#### [Exercise objective]
Copy out every line in the entries below that contains the word "Introductory".

#### [Provided data]
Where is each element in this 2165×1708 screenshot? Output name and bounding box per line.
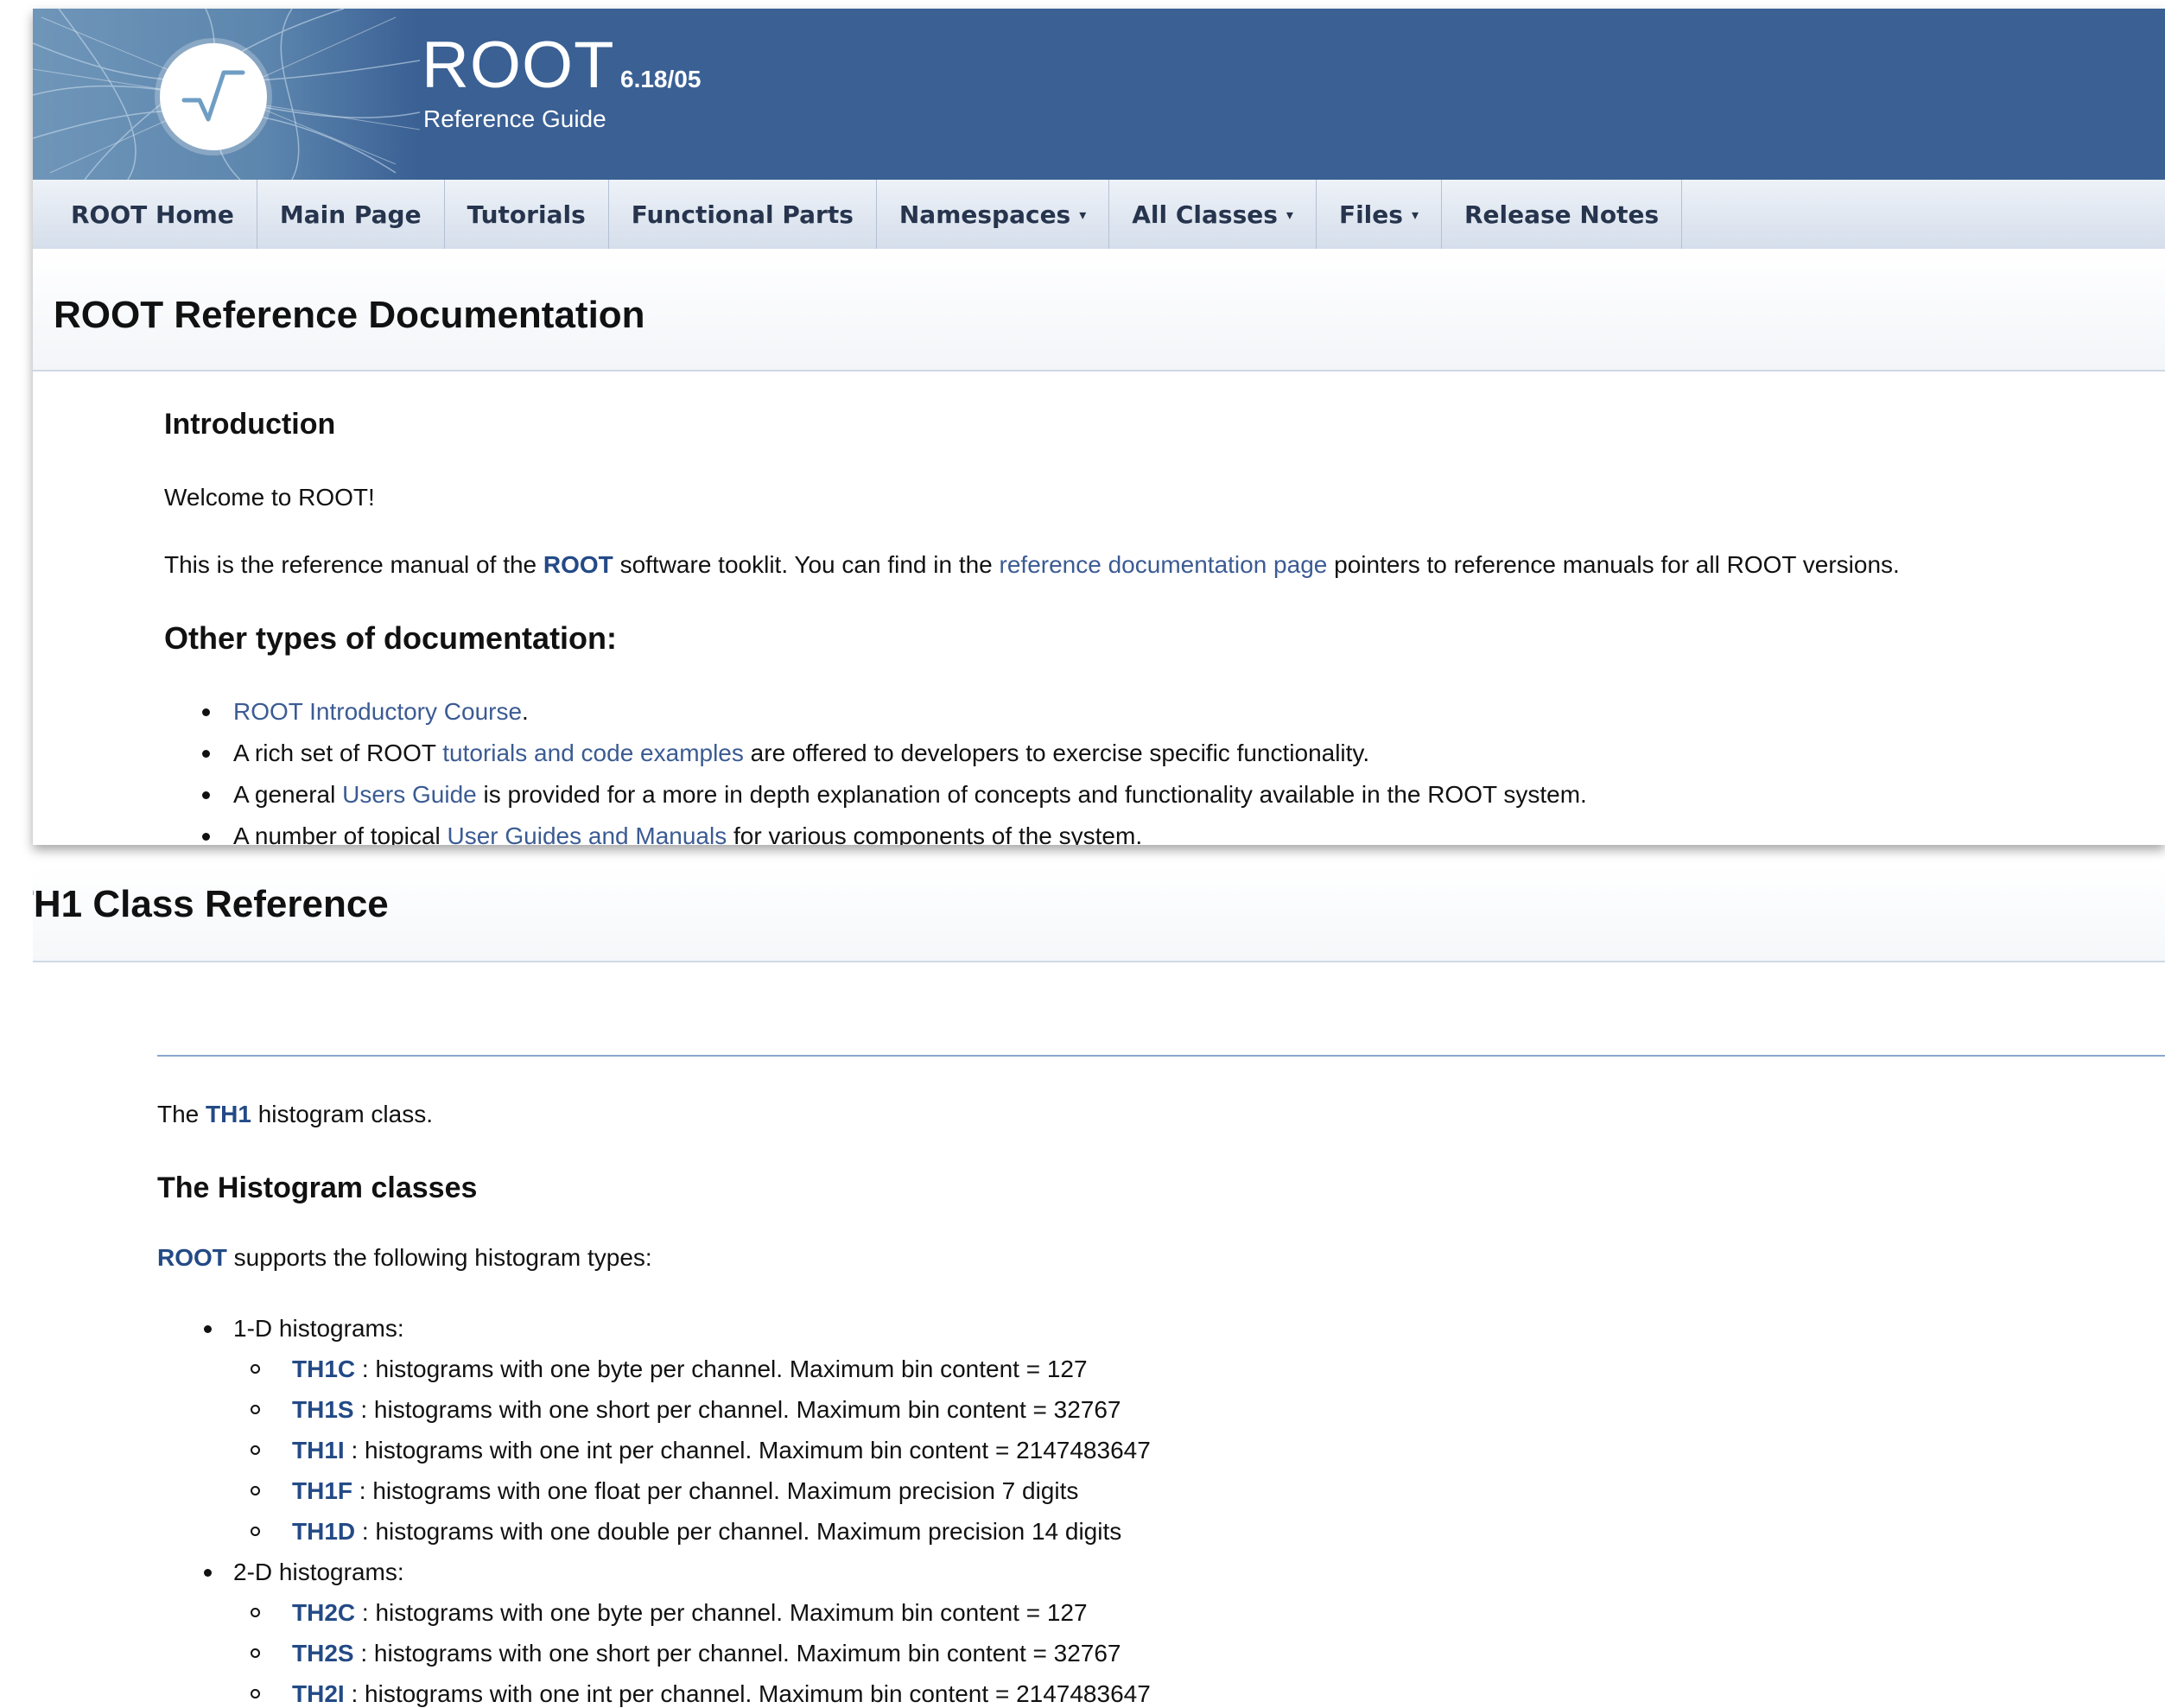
nav-label: ROOT Home — [71, 200, 234, 229]
sub-list-2d: TH2C : histograms with one byte per chan… — [233, 1592, 1151, 1708]
text: is provided for a more in depth explanat… — [476, 781, 1587, 808]
text: for various components of the system. — [727, 822, 1143, 845]
section-heading-histogram-classes: The Histogram classes — [157, 1171, 478, 1204]
list-item: TH1C : histograms with one byte per chan… — [233, 1349, 1151, 1389]
th1c-link[interactable]: TH1C — [292, 1356, 355, 1382]
intro-paragraph: This is the reference manual of the ROOT… — [164, 551, 1900, 579]
text: : histograms with one byte per channel. … — [355, 1356, 1088, 1382]
list-item: A general Users Guide is provided for a … — [199, 774, 1587, 816]
th2c-link[interactable]: TH2C — [292, 1599, 355, 1626]
root-link[interactable]: ROOT — [157, 1244, 227, 1271]
nav-label: Tutorials — [467, 200, 586, 229]
reference-documentation-link[interactable]: reference documentation page — [1000, 551, 1328, 578]
nav-namespaces-dropdown[interactable]: Namespaces ▾ — [877, 180, 1110, 249]
page-title: TH1 Class Reference — [33, 883, 389, 925]
text: : histograms with one byte per channel. … — [355, 1599, 1088, 1626]
text: The — [157, 1101, 206, 1127]
list-item: TH2I : histograms with one int per chann… — [233, 1673, 1151, 1708]
list-item: TH1F : histograms with one float per cha… — [233, 1470, 1151, 1511]
nav-label: Functional Parts — [631, 200, 854, 229]
brand-title[interactable]: ROOT — [422, 28, 615, 103]
list-item-1d: 1-D histograms: TH1C : histograms with o… — [202, 1308, 1151, 1552]
brand-subtitle: Reference Guide — [423, 105, 606, 132]
documentation-list: ROOT Introductory Course. A rich set of … — [199, 691, 1587, 845]
nav-all-classes-dropdown[interactable]: All Classes ▾ — [1109, 180, 1317, 249]
nav-label: Namespaces — [898, 200, 1071, 229]
section-heading-introduction: Introduction — [164, 408, 336, 441]
list-item: TH1I : histograms with one int per chann… — [233, 1430, 1151, 1470]
text: This is the reference manual of the — [164, 551, 543, 578]
nav-label: Files — [1338, 200, 1403, 229]
root-logo-icon[interactable] — [160, 43, 267, 150]
nav-root-home[interactable]: ROOT Home — [33, 180, 257, 249]
list-item-2d: 2-D histograms: TH2C : histograms with o… — [202, 1552, 1151, 1708]
th1i-link[interactable]: TH1I — [292, 1437, 345, 1464]
caret-down-icon: ▾ — [1411, 206, 1419, 223]
text: are offered to developers to exercise sp… — [743, 740, 1370, 766]
text: software tooklit. You can find in the — [613, 551, 1000, 578]
tutorials-link[interactable]: tutorials and code examples — [442, 740, 744, 766]
text: : histograms with one int per channel. M… — [344, 1437, 1151, 1464]
list-item: TH1S : histograms with one short per cha… — [233, 1389, 1151, 1430]
class-intro: The TH1 histogram class. — [157, 1101, 433, 1128]
welcome-text: Welcome to ROOT! — [164, 484, 375, 511]
th1s-link[interactable]: TH1S — [292, 1396, 354, 1423]
list-item: TH1D : histograms with one double per ch… — [233, 1511, 1151, 1552]
users-guide-link[interactable]: Users Guide — [342, 781, 477, 808]
root-link[interactable]: ROOT — [543, 551, 613, 578]
nav-main-page[interactable]: Main Page — [257, 180, 445, 249]
list-item: TH2C : histograms with one byte per chan… — [233, 1592, 1151, 1633]
histogram-types-list: 1-D histograms: TH1C : histograms with o… — [202, 1308, 1151, 1708]
caret-down-icon: ▾ — [1286, 206, 1293, 223]
divider — [157, 1055, 2165, 1057]
group-label: 2-D histograms: — [233, 1559, 404, 1585]
list-item: A number of topical User Guides and Manu… — [199, 816, 1587, 845]
nav-release-notes[interactable]: Release Notes — [1442, 180, 1683, 249]
list-item: A rich set of ROOT tutorials and code ex… — [199, 733, 1587, 774]
nav-label: All Classes — [1132, 200, 1278, 229]
list-item: TH2S : histograms with one short per cha… — [233, 1633, 1151, 1673]
th1d-link[interactable]: TH1D — [292, 1518, 355, 1545]
brand-version: 6.18/05 — [620, 66, 702, 92]
text: histogram class. — [251, 1101, 434, 1127]
nav-label: Release Notes — [1463, 200, 1660, 229]
nav-tutorials[interactable]: Tutorials — [445, 180, 609, 249]
text: . — [522, 698, 529, 725]
list-item: ROOT Introductory Course. — [199, 691, 1587, 733]
th2i-link[interactable]: TH2I — [292, 1680, 345, 1707]
section-heading-other-docs: Other types of documentation: — [164, 620, 618, 656]
group-label: 1-D histograms: — [233, 1315, 404, 1342]
text: : histograms with one short per channel.… — [353, 1640, 1121, 1667]
text: A number of topical — [233, 822, 448, 845]
main-navbar: ROOT Home Main Page Tutorials Functional… — [33, 180, 2165, 250]
intro-course-link[interactable]: ROOT Introductory Course — [233, 698, 522, 725]
supports-text: ROOT supports the following histogram ty… — [157, 1244, 652, 1272]
sub-list-1d: TH1C : histograms with one byte per chan… — [233, 1349, 1151, 1552]
caret-down-icon: ▾ — [1079, 206, 1087, 223]
page-header: TH1 Class Reference — [33, 866, 2165, 962]
text: supports the following histogram types: — [226, 1244, 652, 1271]
text: pointers to reference manuals for all RO… — [1327, 551, 1900, 578]
header-banner: ROOT 6.18/05 Reference Guide — [33, 9, 2165, 180]
th1-link[interactable]: TH1 — [206, 1101, 251, 1127]
text: : histograms with one short per channel.… — [353, 1396, 1121, 1423]
th1-class-reference-panel: TH1 Class Reference The TH1 histogram cl… — [33, 866, 2165, 1708]
banner-artwork — [33, 9, 420, 180]
text: A rich set of ROOT — [233, 740, 443, 766]
th1f-link[interactable]: TH1F — [292, 1477, 352, 1504]
text: : histograms with one int per channel. M… — [344, 1680, 1151, 1707]
th2s-link[interactable]: TH2S — [292, 1640, 354, 1667]
text: : histograms with one float per channel.… — [352, 1477, 1079, 1504]
text: A general — [233, 781, 343, 808]
nav-functional-parts[interactable]: Functional Parts — [609, 180, 877, 249]
nav-files-dropdown[interactable]: Files ▾ — [1317, 180, 1442, 249]
page-title: ROOT Reference Documentation — [54, 294, 645, 336]
text: : histograms with one double per channel… — [355, 1518, 1122, 1545]
nav-label: Main Page — [279, 200, 422, 229]
user-guides-manuals-link[interactable]: User Guides and Manuals — [447, 822, 727, 845]
page-header: ROOT Reference Documentation — [33, 249, 2165, 371]
root-reference-panel: ROOT 6.18/05 Reference Guide ROOT Home M… — [33, 9, 2165, 845]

#### [Exercise solution]
documentation-list: ROOT Introductory Course. A rich set of … — [199, 691, 1587, 845]
list-item: ROOT Introductory Course. — [199, 691, 1587, 733]
intro-course-link[interactable]: ROOT Introductory Course — [233, 698, 522, 725]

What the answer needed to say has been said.